# [The exercise]
Within the material below, find each line bearing the word "text" and present it.

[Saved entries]
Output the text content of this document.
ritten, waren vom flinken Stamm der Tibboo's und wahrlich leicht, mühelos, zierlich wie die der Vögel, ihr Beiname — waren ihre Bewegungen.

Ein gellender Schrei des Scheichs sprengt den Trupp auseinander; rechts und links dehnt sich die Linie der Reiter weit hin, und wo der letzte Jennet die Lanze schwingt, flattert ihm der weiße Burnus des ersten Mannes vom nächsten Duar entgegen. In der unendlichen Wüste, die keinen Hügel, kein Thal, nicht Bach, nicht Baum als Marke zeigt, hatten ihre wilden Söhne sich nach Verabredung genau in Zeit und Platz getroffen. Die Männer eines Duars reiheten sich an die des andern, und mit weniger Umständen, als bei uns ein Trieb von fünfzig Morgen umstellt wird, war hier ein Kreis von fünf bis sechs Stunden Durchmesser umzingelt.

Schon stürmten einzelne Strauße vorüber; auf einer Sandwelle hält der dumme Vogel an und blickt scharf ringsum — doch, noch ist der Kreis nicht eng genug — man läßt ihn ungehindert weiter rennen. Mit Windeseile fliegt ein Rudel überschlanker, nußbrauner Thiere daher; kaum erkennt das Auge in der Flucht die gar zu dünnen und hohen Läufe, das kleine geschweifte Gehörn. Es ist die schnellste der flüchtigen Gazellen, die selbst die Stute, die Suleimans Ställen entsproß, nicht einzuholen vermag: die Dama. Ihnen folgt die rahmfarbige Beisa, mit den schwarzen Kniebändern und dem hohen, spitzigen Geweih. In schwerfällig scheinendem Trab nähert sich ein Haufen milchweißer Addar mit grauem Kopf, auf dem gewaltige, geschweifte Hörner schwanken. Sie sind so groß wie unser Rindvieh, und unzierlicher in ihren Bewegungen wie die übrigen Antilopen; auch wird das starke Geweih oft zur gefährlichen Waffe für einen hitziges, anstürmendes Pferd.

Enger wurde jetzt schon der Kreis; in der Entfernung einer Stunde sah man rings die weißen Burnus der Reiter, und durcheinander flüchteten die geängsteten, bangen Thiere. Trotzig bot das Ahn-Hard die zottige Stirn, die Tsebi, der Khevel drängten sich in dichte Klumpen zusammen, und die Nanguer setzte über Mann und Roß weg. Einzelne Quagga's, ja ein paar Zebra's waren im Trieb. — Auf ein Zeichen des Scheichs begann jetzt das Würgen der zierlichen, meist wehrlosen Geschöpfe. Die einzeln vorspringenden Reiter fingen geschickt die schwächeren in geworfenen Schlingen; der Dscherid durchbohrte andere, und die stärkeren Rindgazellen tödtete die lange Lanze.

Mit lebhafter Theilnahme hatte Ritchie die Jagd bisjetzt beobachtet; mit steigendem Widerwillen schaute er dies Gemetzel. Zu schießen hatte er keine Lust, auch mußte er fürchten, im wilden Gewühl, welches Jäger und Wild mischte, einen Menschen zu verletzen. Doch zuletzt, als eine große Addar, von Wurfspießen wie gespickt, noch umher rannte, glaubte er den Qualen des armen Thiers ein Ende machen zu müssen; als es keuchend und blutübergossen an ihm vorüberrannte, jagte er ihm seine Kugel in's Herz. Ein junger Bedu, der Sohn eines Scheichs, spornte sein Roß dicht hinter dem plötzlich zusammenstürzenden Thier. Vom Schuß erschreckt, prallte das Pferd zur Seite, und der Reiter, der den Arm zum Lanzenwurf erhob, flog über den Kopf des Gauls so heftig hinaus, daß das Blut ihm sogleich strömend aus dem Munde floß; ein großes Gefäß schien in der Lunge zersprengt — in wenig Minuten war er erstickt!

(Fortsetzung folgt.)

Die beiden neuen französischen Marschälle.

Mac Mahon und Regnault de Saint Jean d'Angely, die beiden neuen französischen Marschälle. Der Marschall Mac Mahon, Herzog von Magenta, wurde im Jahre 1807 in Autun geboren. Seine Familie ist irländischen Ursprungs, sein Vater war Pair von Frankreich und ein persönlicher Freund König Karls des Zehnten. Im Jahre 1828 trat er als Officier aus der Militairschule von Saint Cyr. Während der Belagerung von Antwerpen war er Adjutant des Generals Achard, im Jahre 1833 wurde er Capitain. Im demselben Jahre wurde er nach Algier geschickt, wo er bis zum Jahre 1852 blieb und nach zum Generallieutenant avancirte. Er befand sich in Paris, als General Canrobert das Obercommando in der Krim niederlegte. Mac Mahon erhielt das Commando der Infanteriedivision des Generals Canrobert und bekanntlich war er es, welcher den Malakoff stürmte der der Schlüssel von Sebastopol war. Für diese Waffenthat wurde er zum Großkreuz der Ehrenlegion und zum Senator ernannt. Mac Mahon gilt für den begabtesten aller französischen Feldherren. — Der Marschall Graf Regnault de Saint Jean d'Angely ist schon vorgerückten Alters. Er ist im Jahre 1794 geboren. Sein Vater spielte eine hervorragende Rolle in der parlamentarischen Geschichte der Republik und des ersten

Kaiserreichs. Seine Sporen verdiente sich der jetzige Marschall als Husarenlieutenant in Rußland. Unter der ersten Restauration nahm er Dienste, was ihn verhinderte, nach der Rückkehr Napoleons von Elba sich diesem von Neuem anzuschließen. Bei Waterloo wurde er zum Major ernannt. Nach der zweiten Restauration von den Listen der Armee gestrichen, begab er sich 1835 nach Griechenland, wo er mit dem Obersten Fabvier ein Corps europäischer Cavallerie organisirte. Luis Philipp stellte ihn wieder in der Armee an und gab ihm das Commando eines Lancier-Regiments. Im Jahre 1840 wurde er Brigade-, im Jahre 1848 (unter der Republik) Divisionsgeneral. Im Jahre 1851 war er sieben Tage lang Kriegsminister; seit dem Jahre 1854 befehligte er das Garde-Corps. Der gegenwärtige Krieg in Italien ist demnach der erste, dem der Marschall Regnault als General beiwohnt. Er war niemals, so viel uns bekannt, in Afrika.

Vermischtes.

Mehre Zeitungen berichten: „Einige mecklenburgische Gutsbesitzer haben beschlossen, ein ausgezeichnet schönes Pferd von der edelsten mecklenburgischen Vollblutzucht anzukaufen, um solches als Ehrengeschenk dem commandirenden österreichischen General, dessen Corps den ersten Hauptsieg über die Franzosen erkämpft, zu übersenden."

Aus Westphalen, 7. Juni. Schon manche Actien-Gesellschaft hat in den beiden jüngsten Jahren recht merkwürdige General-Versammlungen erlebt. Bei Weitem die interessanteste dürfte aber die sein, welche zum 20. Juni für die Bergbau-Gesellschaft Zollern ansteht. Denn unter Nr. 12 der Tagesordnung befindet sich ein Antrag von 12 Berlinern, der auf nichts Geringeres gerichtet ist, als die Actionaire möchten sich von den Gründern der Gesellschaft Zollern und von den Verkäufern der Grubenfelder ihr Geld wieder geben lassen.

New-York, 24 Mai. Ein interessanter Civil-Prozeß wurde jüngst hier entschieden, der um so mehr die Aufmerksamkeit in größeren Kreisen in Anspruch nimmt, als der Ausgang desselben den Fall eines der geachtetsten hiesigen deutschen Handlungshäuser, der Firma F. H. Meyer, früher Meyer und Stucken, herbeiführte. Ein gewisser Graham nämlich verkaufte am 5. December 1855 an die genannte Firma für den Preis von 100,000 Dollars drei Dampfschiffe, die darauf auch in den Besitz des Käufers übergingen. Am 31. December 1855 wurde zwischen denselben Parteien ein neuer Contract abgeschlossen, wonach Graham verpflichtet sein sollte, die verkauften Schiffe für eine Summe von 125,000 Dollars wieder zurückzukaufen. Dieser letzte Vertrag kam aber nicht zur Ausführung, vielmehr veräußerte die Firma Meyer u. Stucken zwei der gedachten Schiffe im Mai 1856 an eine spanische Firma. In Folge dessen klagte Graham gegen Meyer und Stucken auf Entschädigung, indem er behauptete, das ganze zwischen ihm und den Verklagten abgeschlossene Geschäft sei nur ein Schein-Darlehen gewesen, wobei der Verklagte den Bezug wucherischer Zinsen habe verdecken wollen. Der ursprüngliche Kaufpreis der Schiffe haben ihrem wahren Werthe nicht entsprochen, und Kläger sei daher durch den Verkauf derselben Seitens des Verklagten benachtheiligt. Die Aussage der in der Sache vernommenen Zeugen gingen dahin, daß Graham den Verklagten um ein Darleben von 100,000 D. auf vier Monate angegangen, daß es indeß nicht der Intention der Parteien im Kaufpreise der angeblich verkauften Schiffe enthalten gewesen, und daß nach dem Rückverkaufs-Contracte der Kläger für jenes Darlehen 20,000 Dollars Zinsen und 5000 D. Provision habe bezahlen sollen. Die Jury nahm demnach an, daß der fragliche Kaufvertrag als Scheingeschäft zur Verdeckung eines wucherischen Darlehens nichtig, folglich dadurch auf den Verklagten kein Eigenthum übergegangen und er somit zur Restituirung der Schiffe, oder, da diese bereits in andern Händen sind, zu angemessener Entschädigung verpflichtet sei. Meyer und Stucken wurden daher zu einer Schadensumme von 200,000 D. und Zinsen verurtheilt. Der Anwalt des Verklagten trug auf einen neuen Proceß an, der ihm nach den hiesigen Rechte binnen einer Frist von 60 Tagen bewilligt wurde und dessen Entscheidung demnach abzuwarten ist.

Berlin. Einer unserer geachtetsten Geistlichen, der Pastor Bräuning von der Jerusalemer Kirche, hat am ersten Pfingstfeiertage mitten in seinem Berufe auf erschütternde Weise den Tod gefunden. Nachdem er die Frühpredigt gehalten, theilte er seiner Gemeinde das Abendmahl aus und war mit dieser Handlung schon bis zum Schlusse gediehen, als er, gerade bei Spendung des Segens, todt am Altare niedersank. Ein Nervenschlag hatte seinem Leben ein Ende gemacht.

--

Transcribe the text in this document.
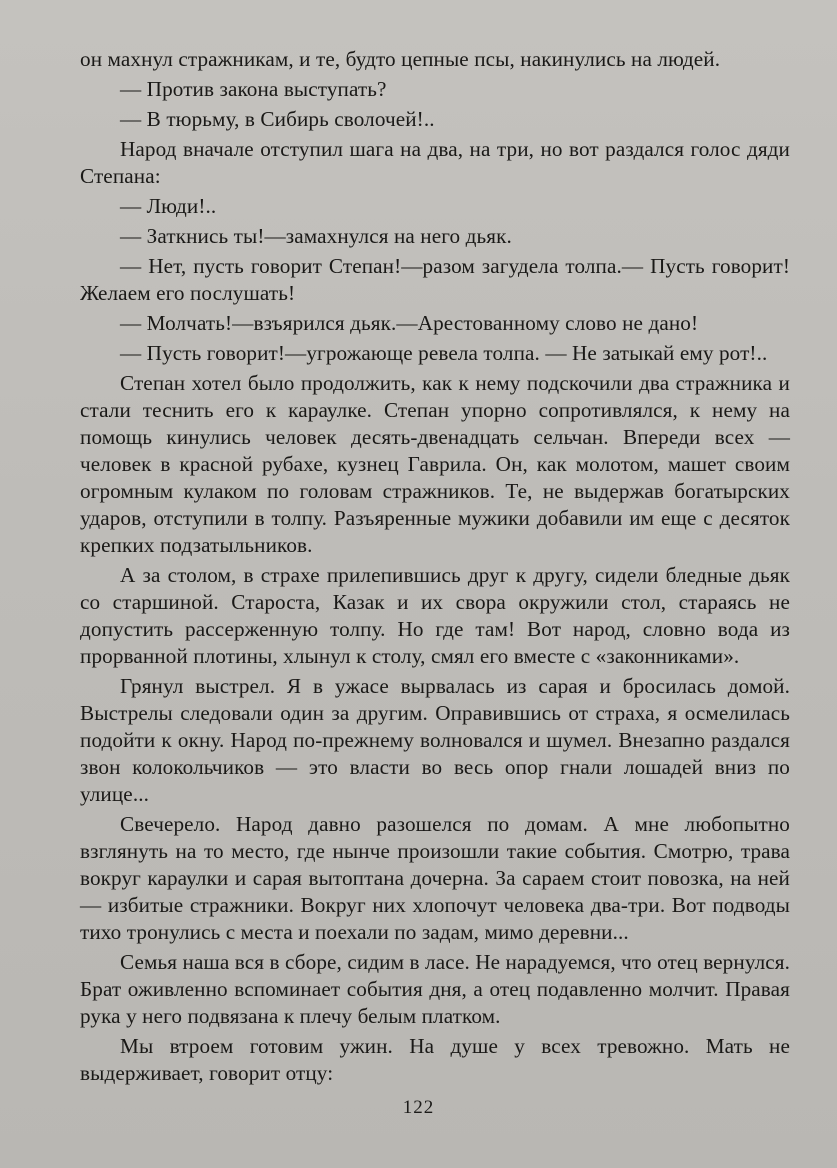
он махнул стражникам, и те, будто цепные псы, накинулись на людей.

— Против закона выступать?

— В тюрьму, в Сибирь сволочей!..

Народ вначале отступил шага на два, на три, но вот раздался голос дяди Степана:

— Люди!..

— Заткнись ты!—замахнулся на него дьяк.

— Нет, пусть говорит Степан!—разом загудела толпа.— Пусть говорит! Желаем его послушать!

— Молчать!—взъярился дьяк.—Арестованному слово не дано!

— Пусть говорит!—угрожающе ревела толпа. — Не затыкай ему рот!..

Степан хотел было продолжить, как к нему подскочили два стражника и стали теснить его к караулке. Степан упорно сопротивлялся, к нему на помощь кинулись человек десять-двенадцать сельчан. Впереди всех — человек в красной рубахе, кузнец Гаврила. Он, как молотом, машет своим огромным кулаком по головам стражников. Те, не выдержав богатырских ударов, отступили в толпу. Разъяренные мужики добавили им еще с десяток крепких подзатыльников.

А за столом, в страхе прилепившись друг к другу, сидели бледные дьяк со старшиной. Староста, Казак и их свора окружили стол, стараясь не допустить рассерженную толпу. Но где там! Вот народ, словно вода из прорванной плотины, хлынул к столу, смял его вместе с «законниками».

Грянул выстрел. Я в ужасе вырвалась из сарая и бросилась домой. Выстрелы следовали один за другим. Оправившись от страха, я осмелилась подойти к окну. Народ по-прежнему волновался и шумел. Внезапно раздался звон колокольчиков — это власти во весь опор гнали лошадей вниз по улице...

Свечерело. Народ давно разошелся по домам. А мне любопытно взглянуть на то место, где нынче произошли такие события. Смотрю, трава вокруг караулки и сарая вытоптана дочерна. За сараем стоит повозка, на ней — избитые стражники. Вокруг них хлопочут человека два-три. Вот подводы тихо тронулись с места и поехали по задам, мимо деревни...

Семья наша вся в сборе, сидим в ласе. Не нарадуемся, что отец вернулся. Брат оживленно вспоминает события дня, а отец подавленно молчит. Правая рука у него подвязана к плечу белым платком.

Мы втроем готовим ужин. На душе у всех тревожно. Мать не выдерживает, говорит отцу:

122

# [Answer to the problem]
Output the text content of this document.
Transcribe the text in this document.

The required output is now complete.